Items from a figure collection
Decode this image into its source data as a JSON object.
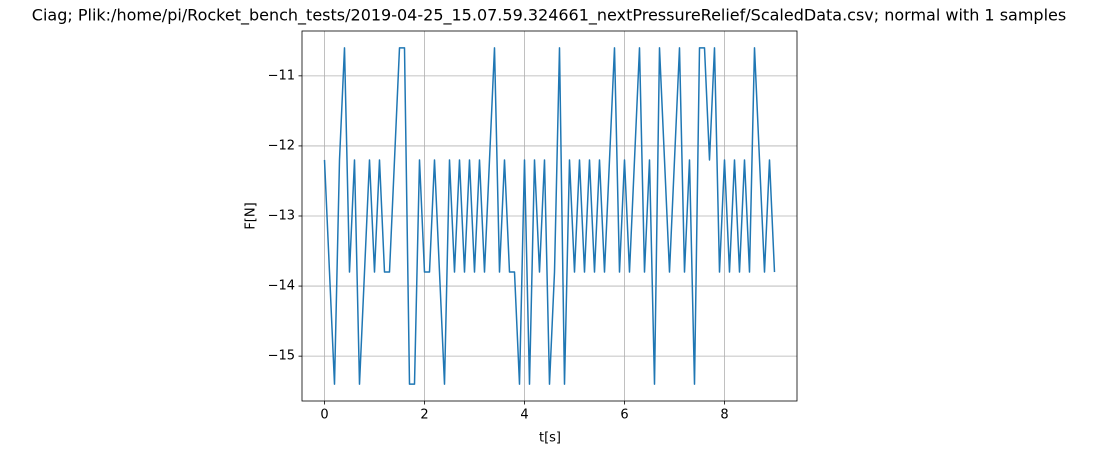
{
  "chart_data": {
    "type": "line",
    "title": "Ciag; Plik:/home/pi/Rocket_bench_tests/2019-04-25_15.07.59.324661_nextPressureRelief/ScaledData.csv; normal with 1 samples",
    "xlabel": "t[s]",
    "ylabel": "F[N]",
    "x": [
      0,
      0.1,
      0.2,
      0.3,
      0.4,
      0.5,
      0.6,
      0.7,
      0.8,
      0.9,
      1,
      1.1,
      1.2,
      1.3,
      1.4,
      1.5,
      1.6,
      1.7,
      1.8,
      1.9,
      2,
      2.1,
      2.2,
      2.3,
      2.4,
      2.5,
      2.6,
      2.7,
      2.8,
      2.9,
      3,
      3.1,
      3.2,
      3.3,
      3.4,
      3.5,
      3.6,
      3.7,
      3.8,
      3.9,
      4,
      4.1,
      4.2,
      4.3,
      4.4,
      4.5,
      4.6,
      4.7,
      4.8,
      4.9,
      5,
      5.1,
      5.2,
      5.3,
      5.4,
      5.5,
      5.6,
      5.7,
      5.8,
      5.9,
      6,
      6.1,
      6.2,
      6.3,
      6.4,
      6.5,
      6.6,
      6.7,
      6.8,
      6.9,
      7,
      7.1,
      7.2,
      7.3,
      7.4,
      7.5,
      7.6,
      7.7,
      7.8,
      7.9,
      8,
      8.1,
      8.2,
      8.3,
      8.4,
      8.5,
      8.6,
      8.7,
      8.8,
      8.9,
      9
    ],
    "series": [
      {
        "name": "F[N]",
        "color": "#1f77b4",
        "values": [
          -12.2,
          -13.8,
          -15.4,
          -12.2,
          -10.6,
          -13.8,
          -12.2,
          -15.4,
          -13.8,
          -12.2,
          -13.8,
          -12.2,
          -13.8,
          -13.8,
          -12.2,
          -10.6,
          -10.6,
          -15.4,
          -15.4,
          -12.2,
          -13.8,
          -13.8,
          -12.2,
          -13.8,
          -15.4,
          -12.2,
          -13.8,
          -12.2,
          -13.8,
          -12.2,
          -13.8,
          -12.2,
          -13.8,
          -12.2,
          -10.6,
          -13.8,
          -12.2,
          -13.8,
          -13.8,
          -15.4,
          -12.2,
          -15.4,
          -12.2,
          -13.8,
          -12.2,
          -15.4,
          -13.8,
          -10.6,
          -15.4,
          -12.2,
          -13.8,
          -12.2,
          -13.8,
          -12.2,
          -13.8,
          -12.2,
          -13.8,
          -12.2,
          -10.6,
          -13.8,
          -12.2,
          -13.8,
          -12.2,
          -10.6,
          -13.8,
          -12.2,
          -15.4,
          -10.6,
          -12.2,
          -13.8,
          -12.2,
          -10.6,
          -13.8,
          -12.2,
          -15.4,
          -10.6,
          -10.6,
          -12.2,
          -10.6,
          -13.8,
          -12.2,
          -13.8,
          -12.2,
          -13.8,
          -12.2,
          -13.8,
          -10.6,
          -12.2,
          -13.8,
          -12.2,
          -13.8
        ]
      }
    ],
    "xlim": [
      -0.45,
      9.45
    ],
    "ylim": [
      -15.64,
      -10.36
    ],
    "xticks": [
      0,
      2,
      4,
      6,
      8
    ],
    "yticks": [
      {
        "value": -15,
        "label": "−15"
      },
      {
        "value": -14,
        "label": "−14"
      },
      {
        "value": -13,
        "label": "−13"
      },
      {
        "value": -12,
        "label": "−12"
      },
      {
        "value": -11,
        "label": "−11"
      }
    ],
    "grid": true
  }
}
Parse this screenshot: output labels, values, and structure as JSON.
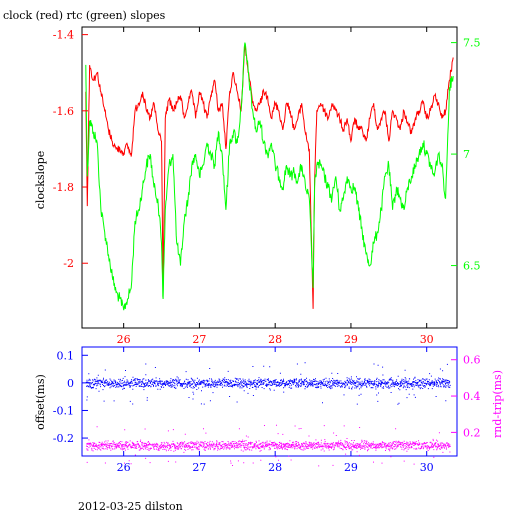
{
  "title": "clock (red) rtc (green) slopes",
  "footer": "2012-03-25 dilston",
  "colors": {
    "red": "#ff0000",
    "green": "#00ff00",
    "blue": "#0000ff",
    "magenta": "#ff00ff",
    "black": "#000000"
  },
  "chart_data": [
    {
      "type": "line",
      "title": "clock (red) rtc (green) slopes",
      "xlim": [
        25.45,
        30.4
      ],
      "xticks": [
        "26",
        "27",
        "28",
        "29",
        "30"
      ],
      "ylabel": "clockslope",
      "ylim": [
        -2.17,
        -1.38
      ],
      "yticks_left": [
        "-1.4",
        "-1.6",
        "-1.8",
        "-2"
      ],
      "y2lim": [
        6.22,
        7.57
      ],
      "yticks_right": [
        "7.5",
        "7",
        "6.5"
      ],
      "series": [
        {
          "name": "clock",
          "axis": "left",
          "color": "#ff0000",
          "x": [
            25.5,
            25.52,
            25.55,
            25.6,
            25.65,
            25.7,
            25.75,
            25.8,
            25.85,
            25.9,
            25.95,
            26.0,
            26.05,
            26.1,
            26.15,
            26.2,
            26.25,
            26.3,
            26.35,
            26.4,
            26.45,
            26.5,
            26.52,
            26.55,
            26.6,
            26.65,
            26.7,
            26.75,
            26.8,
            26.85,
            26.9,
            26.95,
            27.0,
            27.05,
            27.1,
            27.15,
            27.2,
            27.25,
            27.3,
            27.35,
            27.4,
            27.45,
            27.5,
            27.55,
            27.6,
            27.65,
            27.7,
            27.75,
            27.8,
            27.85,
            27.9,
            27.95,
            28.0,
            28.05,
            28.1,
            28.15,
            28.2,
            28.25,
            28.3,
            28.35,
            28.4,
            28.45,
            28.5,
            28.52,
            28.55,
            28.6,
            28.65,
            28.7,
            28.75,
            28.8,
            28.85,
            28.9,
            28.95,
            29.0,
            29.05,
            29.1,
            29.15,
            29.2,
            29.25,
            29.3,
            29.35,
            29.4,
            29.45,
            29.5,
            29.55,
            29.6,
            29.65,
            29.7,
            29.75,
            29.8,
            29.85,
            29.9,
            29.95,
            30.0,
            30.05,
            30.1,
            30.15,
            30.2,
            30.25,
            30.3,
            30.35
          ],
          "values": [
            -1.55,
            -1.85,
            -1.48,
            -1.52,
            -1.5,
            -1.55,
            -1.6,
            -1.65,
            -1.68,
            -1.7,
            -1.7,
            -1.71,
            -1.69,
            -1.72,
            -1.6,
            -1.58,
            -1.55,
            -1.6,
            -1.62,
            -1.58,
            -1.65,
            -1.68,
            -2.06,
            -1.62,
            -1.57,
            -1.6,
            -1.58,
            -1.56,
            -1.62,
            -1.58,
            -1.55,
            -1.62,
            -1.55,
            -1.58,
            -1.62,
            -1.56,
            -1.52,
            -1.6,
            -1.58,
            -1.7,
            -1.55,
            -1.5,
            -1.55,
            -1.6,
            -1.43,
            -1.5,
            -1.58,
            -1.6,
            -1.58,
            -1.55,
            -1.56,
            -1.62,
            -1.58,
            -1.6,
            -1.65,
            -1.58,
            -1.6,
            -1.65,
            -1.62,
            -1.58,
            -1.66,
            -1.7,
            -2.12,
            -1.78,
            -1.6,
            -1.58,
            -1.6,
            -1.62,
            -1.58,
            -1.6,
            -1.62,
            -1.65,
            -1.62,
            -1.68,
            -1.62,
            -1.65,
            -1.65,
            -1.68,
            -1.62,
            -1.58,
            -1.65,
            -1.62,
            -1.6,
            -1.68,
            -1.6,
            -1.62,
            -1.65,
            -1.6,
            -1.63,
            -1.66,
            -1.62,
            -1.6,
            -1.58,
            -1.62,
            -1.6,
            -1.56,
            -1.58,
            -1.62,
            -1.6,
            -1.52,
            -1.46
          ]
        },
        {
          "name": "rtc",
          "axis": "right",
          "color": "#00ff00",
          "x": [
            25.5,
            25.52,
            25.55,
            25.6,
            25.65,
            25.7,
            25.75,
            25.8,
            25.85,
            25.9,
            25.95,
            26.0,
            26.05,
            26.1,
            26.15,
            26.2,
            26.25,
            26.3,
            26.35,
            26.4,
            26.45,
            26.5,
            26.52,
            26.55,
            26.6,
            26.65,
            26.7,
            26.75,
            26.8,
            26.85,
            26.9,
            26.95,
            27.0,
            27.05,
            27.1,
            27.15,
            27.2,
            27.25,
            27.3,
            27.35,
            27.4,
            27.45,
            27.5,
            27.55,
            27.6,
            27.65,
            27.7,
            27.75,
            27.8,
            27.85,
            27.9,
            27.95,
            28.0,
            28.05,
            28.1,
            28.15,
            28.2,
            28.25,
            28.3,
            28.35,
            28.4,
            28.45,
            28.5,
            28.52,
            28.55,
            28.6,
            28.65,
            28.7,
            28.75,
            28.8,
            28.85,
            28.9,
            28.95,
            29.0,
            29.05,
            29.1,
            29.15,
            29.2,
            29.25,
            29.3,
            29.35,
            29.4,
            29.45,
            29.5,
            29.55,
            29.6,
            29.65,
            29.7,
            29.75,
            29.8,
            29.85,
            29.9,
            29.95,
            30.0,
            30.05,
            30.1,
            30.15,
            30.2,
            30.25,
            30.3,
            30.35
          ],
          "values": [
            7.4,
            6.9,
            7.15,
            7.1,
            7.05,
            6.75,
            6.65,
            6.55,
            6.45,
            6.38,
            6.35,
            6.3,
            6.35,
            6.4,
            6.7,
            6.75,
            6.85,
            6.95,
            7.0,
            6.85,
            6.8,
            6.6,
            6.35,
            6.75,
            6.95,
            7.0,
            6.6,
            6.5,
            6.7,
            6.8,
            6.95,
            7.0,
            6.9,
            6.95,
            7.05,
            7.0,
            6.95,
            7.1,
            7.0,
            6.75,
            7.05,
            7.1,
            7.05,
            7.2,
            7.5,
            7.35,
            7.2,
            7.1,
            7.15,
            7.05,
            7.0,
            7.05,
            6.95,
            6.9,
            6.85,
            6.95,
            6.9,
            6.92,
            6.88,
            6.95,
            6.85,
            6.8,
            6.4,
            6.85,
            6.95,
            6.95,
            6.9,
            6.85,
            6.8,
            6.9,
            6.75,
            6.8,
            6.9,
            6.85,
            6.85,
            6.75,
            6.65,
            6.55,
            6.5,
            6.6,
            6.65,
            6.75,
            6.9,
            6.95,
            6.75,
            6.85,
            6.8,
            6.75,
            6.85,
            6.9,
            6.95,
            7.0,
            7.05,
            7.0,
            6.95,
            6.9,
            7.0,
            6.95,
            6.8,
            7.3,
            7.35
          ]
        }
      ]
    },
    {
      "type": "scatter",
      "xlim": [
        25.45,
        30.4
      ],
      "xticks": [
        "26",
        "27",
        "28",
        "29",
        "30"
      ],
      "ylabel": "offset(ms)",
      "ylim": [
        -0.265,
        0.13
      ],
      "yticks_left": [
        "0.1",
        "0",
        "-0.1",
        "-0.2"
      ],
      "y2label": "rnd-trip(ms)",
      "y2lim": [
        0.07,
        0.67
      ],
      "yticks_right": [
        "0.6",
        "0.4",
        "0.2"
      ],
      "series": [
        {
          "name": "offset",
          "axis": "left",
          "color": "#0000ff",
          "x_range": [
            25.5,
            30.3
          ],
          "center": 0.0,
          "spread": 0.012
        },
        {
          "name": "rnd-trip",
          "axis": "right",
          "color": "#ff00ff",
          "x_range": [
            25.5,
            30.3
          ],
          "center": 0.13,
          "spread": 0.008
        }
      ]
    }
  ]
}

• **WHAT TO WORK ON**
For the material, find the number of lines holding the word "title" and give that figure and nothing more.

• **COMPLETE ANSWER**
3